▶ [WHAT THIS TASK INVOLVES] Set down, in full, every record in the block.

▶ [DATA EXCERPTS]

>>>

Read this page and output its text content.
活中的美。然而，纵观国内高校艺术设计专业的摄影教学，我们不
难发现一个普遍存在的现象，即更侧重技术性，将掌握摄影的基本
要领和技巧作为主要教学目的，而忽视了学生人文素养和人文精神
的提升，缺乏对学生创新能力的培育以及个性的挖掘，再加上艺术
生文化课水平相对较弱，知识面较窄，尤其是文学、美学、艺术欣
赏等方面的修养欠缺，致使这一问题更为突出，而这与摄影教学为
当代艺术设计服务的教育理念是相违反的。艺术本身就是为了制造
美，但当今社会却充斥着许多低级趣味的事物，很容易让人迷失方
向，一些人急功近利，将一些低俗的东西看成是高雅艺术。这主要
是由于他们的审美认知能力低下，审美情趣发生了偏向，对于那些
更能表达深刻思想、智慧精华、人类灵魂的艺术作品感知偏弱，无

<<<

▶ [EXERCISE RESULT]
Read this page and output its text content.
活中的美。然而，纵观国内高校艺术设计专业的摄影教学，我们不
难发现一个普遍存在的现象，即更侧重技术性，将掌握摄影的基本
要领和技巧作为主要教学目的，而忽视了学生人文素养和人文精神
的提升，缺乏对学生创新能力的培育以及个性的挖掘，再加上艺术
生文化课水平相对较弱，知识面较窄，尤其是文学、美学、艺术欣
赏等方面的修养欠缺，致使这一问题更为突出，而这与摄影教学为
当代艺术设计服务的教育理念是相违反的。艺术本身就是为了制造
美，但当今社会却充斥着许多低级趣味的事物，很容易让人迷失方
向，一些人急功近利，将一些低俗的东西看成是高雅艺术。这主要
是由于他们的审美认知能力低下，审美情趣发生了偏向，对于那些
更能表达深刻思想、智慧精华、人类灵魂的艺术作品感知偏弱，无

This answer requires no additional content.